- _MATERIAL SHOWN_
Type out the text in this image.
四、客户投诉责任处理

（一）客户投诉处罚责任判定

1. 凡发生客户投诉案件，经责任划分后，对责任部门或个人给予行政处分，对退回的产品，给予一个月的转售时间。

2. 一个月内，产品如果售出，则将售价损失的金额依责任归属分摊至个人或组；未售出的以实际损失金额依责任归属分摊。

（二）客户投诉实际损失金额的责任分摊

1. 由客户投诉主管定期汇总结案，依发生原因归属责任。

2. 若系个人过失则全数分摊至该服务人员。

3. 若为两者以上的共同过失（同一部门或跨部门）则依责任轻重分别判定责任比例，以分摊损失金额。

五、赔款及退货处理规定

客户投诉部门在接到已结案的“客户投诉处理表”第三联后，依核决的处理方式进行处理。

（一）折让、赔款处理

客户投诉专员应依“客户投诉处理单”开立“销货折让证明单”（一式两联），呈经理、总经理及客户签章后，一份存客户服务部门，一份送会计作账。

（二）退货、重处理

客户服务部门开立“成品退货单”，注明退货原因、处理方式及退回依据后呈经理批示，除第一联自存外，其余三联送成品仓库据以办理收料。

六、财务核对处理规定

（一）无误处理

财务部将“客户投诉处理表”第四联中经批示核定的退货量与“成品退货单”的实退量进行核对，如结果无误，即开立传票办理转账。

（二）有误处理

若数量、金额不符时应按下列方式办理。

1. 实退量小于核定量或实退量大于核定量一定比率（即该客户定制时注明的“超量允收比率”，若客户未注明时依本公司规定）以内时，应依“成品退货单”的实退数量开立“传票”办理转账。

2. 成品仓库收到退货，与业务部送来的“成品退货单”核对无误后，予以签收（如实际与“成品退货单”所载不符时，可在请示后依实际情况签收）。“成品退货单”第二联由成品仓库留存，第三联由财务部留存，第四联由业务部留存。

- _DIRECTIONS FOR THIS TASK_
Output every line above without altering anything.

- _THE REPLY_
Type out the text in this image.
四、客户投诉责任处理

（一）客户投诉处罚责任判定

1. 凡发生客户投诉案件，经责任划分后，对责任部门或个人给予行政处分，对退回的产品，给予一个月的转售时间。

2. 一个月内，产品如果售出，则将售价损失的金额依责任归属分摊至个人或组；未售出的以实际损失金额依责任归属分摊。

（二）客户投诉实际损失金额的责任分摊

1. 由客户投诉主管定期汇总结案，依发生原因归属责任。

2. 若系个人过失则全数分摊至该服务人员。

3. 若为两者以上的共同过失（同一部门或跨部门）则依责任轻重分别判定责任比例，以分摊损失金额。

五、赔款及退货处理规定

客户投诉部门在接到已结案的“客户投诉处理表”第三联后，依核决的处理方式进行处理。

（一）折让、赔款处理

客户投诉专员应依“客户投诉处理单”开立“销货折让证明单”（一式两联），呈经理、总经理及客户签章后，一份存客户服务部门，一份送会计作账。

（二）退货、重处理

客户服务部门开立“成品退货单”，注明退货原因、处理方式及退回依据后呈经理批示，除第一联自存外，其余三联送成品仓库据以办理收料。

六、财务核对处理规定

（一）无误处理

财务部将“客户投诉处理表”第四联中经批示核定的退货量与“成品退货单”的实退量进行核对，如结果无误，即开立传票办理转账。

（二）有误处理

若数量、金额不符时应按下列方式办理。

1. 实退量小于核定量或实退量大于核定量一定比率（即该客户定制时注明的“超量允收比率”，若客户未注明时依本公司规定）以内时，应依“成品退货单”的实退数量开立“传票”办理转账。

2. 成品仓库收到退货，与业务部送来的“成品退货单”核对无误后，予以签收（如实际与“成品退货单”所载不符时，可在请示后依实际情况签收）。“成品退货单”第二联由成品仓库留存，第三联由财务部留存，第四联由业务部留存。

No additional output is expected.